Exercise objective
Reproduce, without any change, the stretch of the data below that runs from the line containing "x-tick-label: 103 <box>737 377 759 394</box>" through the line containing "data-point <box>577 213 582 218</box>", with both of those lines included.
***** Given data
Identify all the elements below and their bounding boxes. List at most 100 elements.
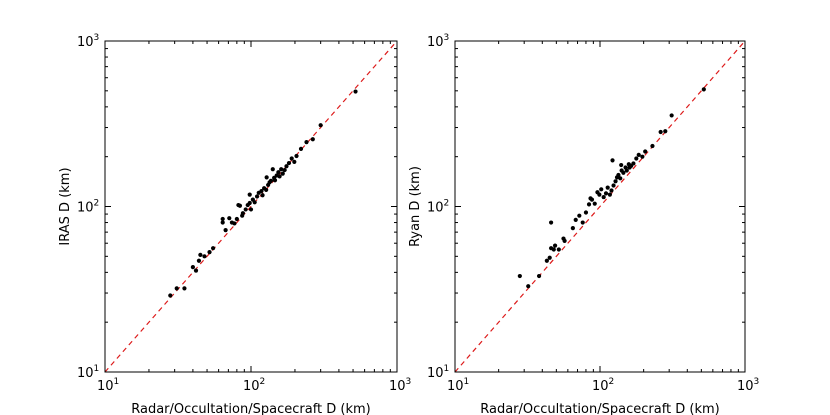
x-tick-label: 103 <box>737 377 759 394</box>
data-point <box>701 87 706 92</box>
data-point <box>618 176 623 181</box>
data-point <box>284 164 289 169</box>
data-point <box>603 191 609 196</box>
data-point <box>318 123 323 128</box>
y-tick-label: 102 <box>427 199 449 216</box>
data-point <box>248 207 254 212</box>
x-axis-label: Radar/Occultation/Spacecraft D (km) <box>131 402 371 415</box>
data-point <box>240 211 245 216</box>
data-point <box>279 167 284 172</box>
data-point <box>196 258 202 263</box>
data-point <box>634 156 639 161</box>
panel-ryan: 101 102 103 101 102 103 Radar/Occultation/Spac… <box>408 33 759 415</box>
data-point <box>663 129 668 134</box>
x-tick-label: 102 <box>243 377 265 394</box>
data-point <box>232 221 237 226</box>
data-point <box>270 167 275 172</box>
y-tick-label: 101 <box>427 364 449 381</box>
data-point <box>573 217 578 222</box>
data-point <box>536 273 542 279</box>
data-point <box>619 162 624 168</box>
data-point <box>193 268 199 273</box>
x-tick-label: 101 <box>97 377 119 394</box>
data-point <box>272 178 278 183</box>
data-point <box>247 200 252 206</box>
data-point <box>631 161 636 166</box>
x-tick-label: 102 <box>592 377 614 394</box>
data-point <box>304 139 309 145</box>
data-point <box>264 187 269 192</box>
x-axis-label: Radar/Occultation/Spacecraft D (km) <box>480 402 720 415</box>
data-point <box>268 178 274 183</box>
data-point <box>577 213 582 218</box>
data-point <box>658 129 663 135</box>
data-point <box>551 247 556 252</box>
reference-line <box>454 40 746 373</box>
data-point <box>640 154 645 159</box>
data-point <box>586 202 592 207</box>
data-point <box>636 152 641 158</box>
data-point <box>616 172 621 178</box>
data-point <box>202 254 207 259</box>
data-point <box>621 170 626 175</box>
data-point <box>607 192 612 197</box>
data-point <box>198 252 203 257</box>
reference-line <box>104 40 398 373</box>
data-point <box>174 286 179 291</box>
data-point <box>207 250 212 255</box>
panel-iras: 101 102 103 101 102 103 Radar/Occultation/Spac… <box>58 33 411 415</box>
data-point <box>223 228 228 233</box>
data-point <box>599 187 604 192</box>
data-point <box>182 286 187 291</box>
y-tick-label: 103 <box>77 33 99 50</box>
data-point <box>548 220 554 225</box>
data-point <box>552 243 558 248</box>
data-point <box>276 170 281 175</box>
x-tick-label: 101 <box>447 377 469 394</box>
data-point <box>589 197 595 202</box>
data-point <box>260 193 265 198</box>
data-point <box>650 143 655 149</box>
y-tick-label: 103 <box>427 33 449 50</box>
data-point <box>353 89 358 94</box>
data-point <box>580 220 585 225</box>
data-point <box>282 167 287 173</box>
data-point <box>609 188 614 193</box>
data-point <box>210 246 216 251</box>
data-point <box>237 203 243 208</box>
data-point <box>190 265 196 270</box>
data-point <box>562 238 567 243</box>
y-tick-label: 101 <box>77 364 99 381</box>
data-point <box>592 201 597 206</box>
data-point <box>627 165 632 170</box>
data-point <box>280 171 285 176</box>
data-point <box>289 156 294 161</box>
data-point <box>227 216 232 221</box>
data-point <box>277 174 282 179</box>
y-axis-label: IRAS D (km) <box>58 167 73 245</box>
data-point <box>264 175 269 180</box>
data-point <box>259 188 264 194</box>
data-point <box>247 192 252 197</box>
data-point <box>669 113 674 118</box>
data-point <box>292 159 297 164</box>
data-point <box>624 168 629 173</box>
data-point <box>286 160 292 166</box>
data-point <box>643 149 648 154</box>
data-point <box>220 216 225 222</box>
data-point <box>243 207 248 212</box>
x-tick-label: 103 <box>389 377 411 394</box>
y-axis-label: Ryan D (km) <box>408 166 423 247</box>
data-point <box>583 210 589 215</box>
data-point <box>605 185 610 190</box>
data-point <box>294 153 299 159</box>
data-point <box>613 179 618 184</box>
y-tick-label: 102 <box>77 199 99 216</box>
data-point <box>610 158 615 163</box>
data-point <box>570 226 575 231</box>
data-point <box>556 247 561 252</box>
data-point <box>601 194 606 200</box>
data-point <box>547 255 552 260</box>
data-point <box>168 293 173 298</box>
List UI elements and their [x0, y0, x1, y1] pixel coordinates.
**********
Finished answer
x-tick-label: 103 <box>737 377 759 394</box>
data-point <box>701 87 706 92</box>
data-point <box>618 176 623 181</box>
data-point <box>284 164 289 169</box>
data-point <box>603 191 609 196</box>
data-point <box>318 123 323 128</box>
y-tick-label: 102 <box>427 199 449 216</box>
data-point <box>248 207 254 212</box>
x-axis-label: Radar/Occultation/Spacecraft D (km) <box>131 402 371 415</box>
data-point <box>240 211 245 216</box>
data-point <box>279 167 284 172</box>
data-point <box>196 258 202 263</box>
data-point <box>634 156 639 161</box>
panel-ryan: 101 102 103 101 102 103 Radar/Occultation/Spac… <box>408 33 759 415</box>
data-point <box>663 129 668 134</box>
x-tick-label: 102 <box>243 377 265 394</box>
data-point <box>232 221 237 226</box>
data-point <box>270 167 275 172</box>
y-tick-label: 101 <box>427 364 449 381</box>
data-point <box>573 217 578 222</box>
data-point <box>536 273 542 279</box>
data-point <box>619 162 624 168</box>
data-point <box>193 268 199 273</box>
x-tick-label: 101 <box>97 377 119 394</box>
data-point <box>272 178 278 183</box>
data-point <box>247 200 252 206</box>
data-point <box>631 161 636 166</box>
x-tick-label: 102 <box>592 377 614 394</box>
data-point <box>304 139 309 145</box>
data-point <box>264 187 269 192</box>
x-axis-label: Radar/Occultation/Spacecraft D (km) <box>480 402 720 415</box>
data-point <box>268 178 274 183</box>
data-point <box>577 213 582 218</box>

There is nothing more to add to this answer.